| PROBLEM DESCRIPTION |
Reproduce the records below exactly as they are written.
*** Begin section ***
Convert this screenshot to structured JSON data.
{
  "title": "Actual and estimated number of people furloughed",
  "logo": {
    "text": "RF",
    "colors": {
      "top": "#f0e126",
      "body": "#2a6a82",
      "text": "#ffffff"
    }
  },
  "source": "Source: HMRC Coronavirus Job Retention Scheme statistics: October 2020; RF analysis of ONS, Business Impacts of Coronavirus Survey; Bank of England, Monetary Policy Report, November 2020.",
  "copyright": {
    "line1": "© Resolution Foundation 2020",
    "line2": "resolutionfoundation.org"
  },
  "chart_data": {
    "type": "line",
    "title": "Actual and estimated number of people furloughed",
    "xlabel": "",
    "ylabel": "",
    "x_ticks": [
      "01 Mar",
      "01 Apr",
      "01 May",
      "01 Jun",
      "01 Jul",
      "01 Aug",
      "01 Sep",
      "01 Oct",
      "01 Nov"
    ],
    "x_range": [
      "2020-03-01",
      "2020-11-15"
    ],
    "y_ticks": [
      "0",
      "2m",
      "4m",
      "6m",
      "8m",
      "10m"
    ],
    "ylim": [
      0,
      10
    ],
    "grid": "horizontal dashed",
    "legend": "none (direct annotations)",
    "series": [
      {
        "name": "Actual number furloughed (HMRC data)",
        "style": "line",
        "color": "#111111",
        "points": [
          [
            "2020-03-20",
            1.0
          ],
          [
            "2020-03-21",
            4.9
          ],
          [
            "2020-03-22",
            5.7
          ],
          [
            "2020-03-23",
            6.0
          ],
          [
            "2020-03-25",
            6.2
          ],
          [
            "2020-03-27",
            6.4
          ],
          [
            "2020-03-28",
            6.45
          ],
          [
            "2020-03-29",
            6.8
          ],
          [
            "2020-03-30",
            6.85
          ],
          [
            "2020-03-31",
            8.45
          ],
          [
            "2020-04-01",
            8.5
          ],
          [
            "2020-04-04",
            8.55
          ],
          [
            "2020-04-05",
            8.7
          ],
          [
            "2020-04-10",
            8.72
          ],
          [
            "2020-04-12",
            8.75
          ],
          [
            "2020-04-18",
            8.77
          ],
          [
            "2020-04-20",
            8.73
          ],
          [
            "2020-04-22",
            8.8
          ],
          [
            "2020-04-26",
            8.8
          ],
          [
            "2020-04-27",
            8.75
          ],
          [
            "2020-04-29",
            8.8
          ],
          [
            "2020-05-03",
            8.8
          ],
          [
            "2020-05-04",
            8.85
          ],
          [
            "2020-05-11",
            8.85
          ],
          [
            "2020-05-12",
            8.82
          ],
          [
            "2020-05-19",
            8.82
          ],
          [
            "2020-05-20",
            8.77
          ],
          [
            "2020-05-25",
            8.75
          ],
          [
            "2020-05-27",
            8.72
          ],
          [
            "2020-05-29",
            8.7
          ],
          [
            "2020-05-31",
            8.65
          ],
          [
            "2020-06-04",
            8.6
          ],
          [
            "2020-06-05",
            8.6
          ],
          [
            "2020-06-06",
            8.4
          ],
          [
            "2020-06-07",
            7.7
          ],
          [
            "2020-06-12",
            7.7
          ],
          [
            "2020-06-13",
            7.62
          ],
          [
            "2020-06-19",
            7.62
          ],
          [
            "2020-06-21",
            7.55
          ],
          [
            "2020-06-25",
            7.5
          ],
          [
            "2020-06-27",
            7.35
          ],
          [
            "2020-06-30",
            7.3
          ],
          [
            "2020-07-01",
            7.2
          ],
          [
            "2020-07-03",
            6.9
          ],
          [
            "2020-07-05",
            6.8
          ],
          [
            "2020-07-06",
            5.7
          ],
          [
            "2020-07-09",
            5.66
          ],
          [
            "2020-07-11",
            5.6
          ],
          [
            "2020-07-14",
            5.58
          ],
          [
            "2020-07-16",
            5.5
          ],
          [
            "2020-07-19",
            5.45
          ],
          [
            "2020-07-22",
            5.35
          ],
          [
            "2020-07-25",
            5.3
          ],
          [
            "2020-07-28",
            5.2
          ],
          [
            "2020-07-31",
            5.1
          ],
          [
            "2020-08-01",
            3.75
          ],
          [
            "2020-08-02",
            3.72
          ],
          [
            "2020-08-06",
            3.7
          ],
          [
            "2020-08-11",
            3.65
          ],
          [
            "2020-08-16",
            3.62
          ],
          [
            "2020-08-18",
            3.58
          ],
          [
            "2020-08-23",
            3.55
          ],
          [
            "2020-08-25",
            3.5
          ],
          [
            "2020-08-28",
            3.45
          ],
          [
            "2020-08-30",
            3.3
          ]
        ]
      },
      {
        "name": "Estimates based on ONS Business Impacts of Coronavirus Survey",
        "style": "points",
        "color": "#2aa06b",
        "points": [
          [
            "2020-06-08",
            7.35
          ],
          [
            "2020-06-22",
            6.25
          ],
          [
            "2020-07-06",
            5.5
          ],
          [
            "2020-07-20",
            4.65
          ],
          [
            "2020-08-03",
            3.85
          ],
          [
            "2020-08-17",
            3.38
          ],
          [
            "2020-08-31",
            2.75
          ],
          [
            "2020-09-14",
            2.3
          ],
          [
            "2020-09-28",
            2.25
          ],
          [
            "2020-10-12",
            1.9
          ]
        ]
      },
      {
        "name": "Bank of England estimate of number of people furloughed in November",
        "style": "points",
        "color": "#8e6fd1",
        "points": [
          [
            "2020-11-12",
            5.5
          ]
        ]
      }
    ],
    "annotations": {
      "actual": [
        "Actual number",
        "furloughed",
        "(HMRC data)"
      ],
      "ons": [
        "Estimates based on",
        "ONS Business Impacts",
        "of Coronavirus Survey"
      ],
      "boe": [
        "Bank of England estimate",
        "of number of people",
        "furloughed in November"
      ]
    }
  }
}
*** End section ***
| THE COMPLETED TASK |
Convert this screenshot to structured JSON data.
{
  "title": "Actual and estimated number of people furloughed",
  "logo": {
    "text": "RF",
    "colors": {
      "top": "#f0e126",
      "body": "#2a6a82",
      "text": "#ffffff"
    }
  },
  "source": "Source: HMRC Coronavirus Job Retention Scheme statistics: October 2020; RF analysis of ONS, Business Impacts of Coronavirus Survey; Bank of England, Monetary Policy Report, November 2020.",
  "copyright": {
    "line1": "© Resolution Foundation 2020",
    "line2": "resolutionfoundation.org"
  },
  "chart_data": {
    "type": "line",
    "title": "Actual and estimated number of people furloughed",
    "xlabel": "",
    "ylabel": "",
    "x_ticks": [
      "01 Mar",
      "01 Apr",
      "01 May",
      "01 Jun",
      "01 Jul",
      "01 Aug",
      "01 Sep",
      "01 Oct",
      "01 Nov"
    ],
    "x_range": [
      "2020-03-01",
      "2020-11-15"
    ],
    "y_ticks": [
      "0",
      "2m",
      "4m",
      "6m",
      "8m",
      "10m"
    ],
    "ylim": [
      0,
      10
    ],
    "grid": "horizontal dashed",
    "legend": "none (direct annotations)",
    "series": [
      {
        "name": "Actual number furloughed (HMRC data)",
        "style": "line",
        "color": "#111111",
        "points": [
          [
            "2020-03-20",
            1.0
          ],
          [
            "2020-03-21",
            4.9
          ],
          [
            "2020-03-22",
            5.7
          ],
          [
            "2020-03-23",
            6.0
          ],
          [
            "2020-03-25",
            6.2
          ],
          [
            "2020-03-27",
            6.4
          ],
          [
            "2020-03-28",
            6.45
          ],
          [
            "2020-03-29",
            6.8
          ],
          [
            "2020-03-30",
            6.85
          ],
          [
            "2020-03-31",
            8.45
          ],
          [
            "2020-04-01",
            8.5
          ],
          [
            "2020-04-04",
            8.55
          ],
          [
            "2020-04-05",
            8.7
          ],
          [
            "2020-04-10",
            8.72
          ],
          [
            "2020-04-12",
            8.75
          ],
          [
            "2020-04-18",
            8.77
          ],
          [
            "2020-04-20",
            8.73
          ],
          [
            "2020-04-22",
            8.8
          ],
          [
            "2020-04-26",
            8.8
          ],
          [
            "2020-04-27",
            8.75
          ],
          [
            "2020-04-29",
            8.8
          ],
          [
            "2020-05-03",
            8.8
          ],
          [
            "2020-05-04",
            8.85
          ],
          [
            "2020-05-11",
            8.85
          ],
          [
            "2020-05-12",
            8.82
          ],
          [
            "2020-05-19",
            8.82
          ],
          [
            "2020-05-20",
            8.77
          ],
          [
            "2020-05-25",
            8.75
          ],
          [
            "2020-05-27",
            8.72
          ],
          [
            "2020-05-29",
            8.7
          ],
          [
            "2020-05-31",
            8.65
          ],
          [
            "2020-06-04",
            8.6
          ],
          [
            "2020-06-05",
            8.6
          ],
          [
            "2020-06-06",
            8.4
          ],
          [
            "2020-06-07",
            7.7
          ],
          [
            "2020-06-12",
            7.7
          ],
          [
            "2020-06-13",
            7.62
          ],
          [
            "2020-06-19",
            7.62
          ],
          [
            "2020-06-21",
            7.55
          ],
          [
            "2020-06-25",
            7.5
          ],
          [
            "2020-06-27",
            7.35
          ],
          [
            "2020-06-30",
            7.3
          ],
          [
            "2020-07-01",
            7.2
          ],
          [
            "2020-07-03",
            6.9
          ],
          [
            "2020-07-05",
            6.8
          ],
          [
            "2020-07-06",
            5.7
          ],
          [
            "2020-07-09",
            5.66
          ],
          [
            "2020-07-11",
            5.6
          ],
          [
            "2020-07-14",
            5.58
          ],
          [
            "2020-07-16",
            5.5
          ],
          [
            "2020-07-19",
            5.45
          ],
          [
            "2020-07-22",
            5.35
          ],
          [
            "2020-07-25",
            5.3
          ],
          [
            "2020-07-28",
            5.2
          ],
          [
            "2020-07-31",
            5.1
          ],
          [
            "2020-08-01",
            3.75
          ],
          [
            "2020-08-02",
            3.72
          ],
          [
            "2020-08-06",
            3.7
          ],
          [
            "2020-08-11",
            3.65
          ],
          [
            "2020-08-16",
            3.62
          ],
          [
            "2020-08-18",
            3.58
          ],
          [
            "2020-08-23",
            3.55
          ],
          [
            "2020-08-25",
            3.5
          ],
          [
            "2020-08-28",
            3.45
          ],
          [
            "2020-08-30",
            3.3
          ]
        ]
      },
      {
        "name": "Estimates based on ONS Business Impacts of Coronavirus Survey",
        "style": "points",
        "color": "#2aa06b",
        "points": [
          [
            "2020-06-08",
            7.35
          ],
          [
            "2020-06-22",
            6.25
          ],
          [
            "2020-07-06",
            5.5
          ],
          [
            "2020-07-20",
            4.65
          ],
          [
            "2020-08-03",
            3.85
          ],
          [
            "2020-08-17",
            3.38
          ],
          [
            "2020-08-31",
            2.75
          ],
          [
            "2020-09-14",
            2.3
          ],
          [
            "2020-09-28",
            2.25
          ],
          [
            "2020-10-12",
            1.9
          ]
        ]
      },
      {
        "name": "Bank of England estimate of number of people furloughed in November",
        "style": "points",
        "color": "#8e6fd1",
        "points": [
          [
            "2020-11-12",
            5.5
          ]
        ]
      }
    ],
    "annotations": {
      "actual": [
        "Actual number",
        "furloughed",
        "(HMRC data)"
      ],
      "ons": [
        "Estimates based on",
        "ONS Business Impacts",
        "of Coronavirus Survey"
      ],
      "boe": [
        "Bank of England estimate",
        "of number of people",
        "furloughed in November"
      ]
    }
  }
}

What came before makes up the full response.